◆ **Prompt**: Images must not appear in your copy; reproduce every other part of the records exactly.

◆ **Material for the task**:
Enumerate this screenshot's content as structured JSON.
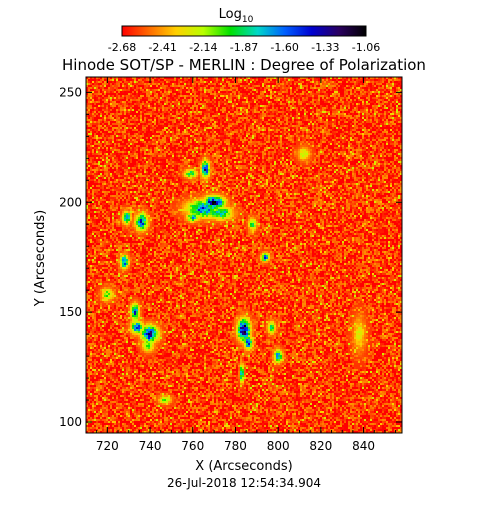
{
  "chart_data": {
    "type": "heatmap",
    "title": "Hinode SOT/SP - MERLIN : Degree of Polarization",
    "xlabel": "X (Arcseconds)",
    "ylabel": "Y (Arcseconds)",
    "timestamp": "26-Jul-2018 12:54:34.904",
    "colorbar": {
      "label": "Log",
      "label_subscript": "10",
      "tick_labels": [
        "-2.68",
        "-2.41",
        "-2.14",
        "-1.87",
        "-1.60",
        "-1.33",
        "-1.06"
      ],
      "range": [
        -2.68,
        -1.06
      ],
      "colors": [
        "#ff0000",
        "#ff6a00",
        "#ffd000",
        "#b8ff00",
        "#00e000",
        "#00d8c8",
        "#0060ff",
        "#0000d0",
        "#2a0060",
        "#000000"
      ]
    },
    "xlim": [
      710,
      858
    ],
    "ylim": [
      95,
      257
    ],
    "xticks": [
      720,
      740,
      760,
      780,
      800,
      820,
      840
    ],
    "yticks": [
      100,
      150,
      200,
      250
    ],
    "background_level": -2.6,
    "features": [
      {
        "x": 765,
        "y": 197,
        "rx": 8,
        "ry": 4,
        "level": -1.5
      },
      {
        "x": 770,
        "y": 200,
        "rx": 5,
        "ry": 3,
        "level": -1.2
      },
      {
        "x": 773,
        "y": 195,
        "rx": 6,
        "ry": 3,
        "level": -1.7
      },
      {
        "x": 766,
        "y": 215,
        "rx": 2,
        "ry": 4,
        "level": -1.4
      },
      {
        "x": 759,
        "y": 213,
        "rx": 3,
        "ry": 2,
        "level": -1.8
      },
      {
        "x": 760,
        "y": 193,
        "rx": 3,
        "ry": 2,
        "level": -1.7
      },
      {
        "x": 729,
        "y": 193,
        "rx": 2,
        "ry": 3,
        "level": -1.6
      },
      {
        "x": 736,
        "y": 191,
        "rx": 3,
        "ry": 4,
        "level": -1.5
      },
      {
        "x": 728,
        "y": 173,
        "rx": 2,
        "ry": 3,
        "level": -1.4
      },
      {
        "x": 740,
        "y": 140,
        "rx": 4,
        "ry": 4,
        "level": -1.3
      },
      {
        "x": 734,
        "y": 143,
        "rx": 3,
        "ry": 3,
        "level": -1.5
      },
      {
        "x": 733,
        "y": 150,
        "rx": 2,
        "ry": 4,
        "level": -1.5
      },
      {
        "x": 739,
        "y": 135,
        "rx": 3,
        "ry": 3,
        "level": -1.9
      },
      {
        "x": 784,
        "y": 142,
        "rx": 3,
        "ry": 5,
        "level": -1.1
      },
      {
        "x": 786,
        "y": 136,
        "rx": 2,
        "ry": 3,
        "level": -1.4
      },
      {
        "x": 783,
        "y": 122,
        "rx": 1,
        "ry": 4,
        "level": -1.5
      },
      {
        "x": 794,
        "y": 175,
        "rx": 2,
        "ry": 2,
        "level": -1.5
      },
      {
        "x": 800,
        "y": 130,
        "rx": 2,
        "ry": 3,
        "level": -1.6
      },
      {
        "x": 797,
        "y": 143,
        "rx": 2,
        "ry": 3,
        "level": -1.9
      },
      {
        "x": 788,
        "y": 190,
        "rx": 2,
        "ry": 3,
        "level": -1.9
      },
      {
        "x": 747,
        "y": 110,
        "rx": 3,
        "ry": 2,
        "level": -2.0
      },
      {
        "x": 720,
        "y": 158,
        "rx": 3,
        "ry": 3,
        "level": -2.0
      },
      {
        "x": 838,
        "y": 140,
        "rx": 3,
        "ry": 8,
        "level": -2.2
      },
      {
        "x": 812,
        "y": 222,
        "rx": 3,
        "ry": 3,
        "level": -2.1
      }
    ]
  }
}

◆ **The response**:
Enumerate this screenshot's content as structured JSON.
{
  "chart_data": {
    "type": "heatmap",
    "title": "Hinode SOT/SP - MERLIN : Degree of Polarization",
    "xlabel": "X (Arcseconds)",
    "ylabel": "Y (Arcseconds)",
    "timestamp": "26-Jul-2018 12:54:34.904",
    "colorbar": {
      "label": "Log",
      "label_subscript": "10",
      "tick_labels": [
        "-2.68",
        "-2.41",
        "-2.14",
        "-1.87",
        "-1.60",
        "-1.33",
        "-1.06"
      ],
      "range": [
        -2.68,
        -1.06
      ],
      "colors": [
        "#ff0000",
        "#ff6a00",
        "#ffd000",
        "#b8ff00",
        "#00e000",
        "#00d8c8",
        "#0060ff",
        "#0000d0",
        "#2a0060",
        "#000000"
      ]
    },
    "xlim": [
      710,
      858
    ],
    "ylim": [
      95,
      257
    ],
    "xticks": [
      720,
      740,
      760,
      780,
      800,
      820,
      840
    ],
    "yticks": [
      100,
      150,
      200,
      250
    ],
    "background_level": -2.6,
    "features": [
      {
        "x": 765,
        "y": 197,
        "rx": 8,
        "ry": 4,
        "level": -1.5
      },
      {
        "x": 770,
        "y": 200,
        "rx": 5,
        "ry": 3,
        "level": -1.2
      },
      {
        "x": 773,
        "y": 195,
        "rx": 6,
        "ry": 3,
        "level": -1.7
      },
      {
        "x": 766,
        "y": 215,
        "rx": 2,
        "ry": 4,
        "level": -1.4
      },
      {
        "x": 759,
        "y": 213,
        "rx": 3,
        "ry": 2,
        "level": -1.8
      },
      {
        "x": 760,
        "y": 193,
        "rx": 3,
        "ry": 2,
        "level": -1.7
      },
      {
        "x": 729,
        "y": 193,
        "rx": 2,
        "ry": 3,
        "level": -1.6
      },
      {
        "x": 736,
        "y": 191,
        "rx": 3,
        "ry": 4,
        "level": -1.5
      },
      {
        "x": 728,
        "y": 173,
        "rx": 2,
        "ry": 3,
        "level": -1.4
      },
      {
        "x": 740,
        "y": 140,
        "rx": 4,
        "ry": 4,
        "level": -1.3
      },
      {
        "x": 734,
        "y": 143,
        "rx": 3,
        "ry": 3,
        "level": -1.5
      },
      {
        "x": 733,
        "y": 150,
        "rx": 2,
        "ry": 4,
        "level": -1.5
      },
      {
        "x": 739,
        "y": 135,
        "rx": 3,
        "ry": 3,
        "level": -1.9
      },
      {
        "x": 784,
        "y": 142,
        "rx": 3,
        "ry": 5,
        "level": -1.1
      },
      {
        "x": 786,
        "y": 136,
        "rx": 2,
        "ry": 3,
        "level": -1.4
      },
      {
        "x": 783,
        "y": 122,
        "rx": 1,
        "ry": 4,
        "level": -1.5
      },
      {
        "x": 794,
        "y": 175,
        "rx": 2,
        "ry": 2,
        "level": -1.5
      },
      {
        "x": 800,
        "y": 130,
        "rx": 2,
        "ry": 3,
        "level": -1.6
      },
      {
        "x": 797,
        "y": 143,
        "rx": 2,
        "ry": 3,
        "level": -1.9
      },
      {
        "x": 788,
        "y": 190,
        "rx": 2,
        "ry": 3,
        "level": -1.9
      },
      {
        "x": 747,
        "y": 110,
        "rx": 3,
        "ry": 2,
        "level": -2.0
      },
      {
        "x": 720,
        "y": 158,
        "rx": 3,
        "ry": 3,
        "level": -2.0
      },
      {
        "x": 838,
        "y": 140,
        "rx": 3,
        "ry": 8,
        "level": -2.2
      },
      {
        "x": 812,
        "y": 222,
        "rx": 3,
        "ry": 3,
        "level": -2.1
      }
    ]
  }
}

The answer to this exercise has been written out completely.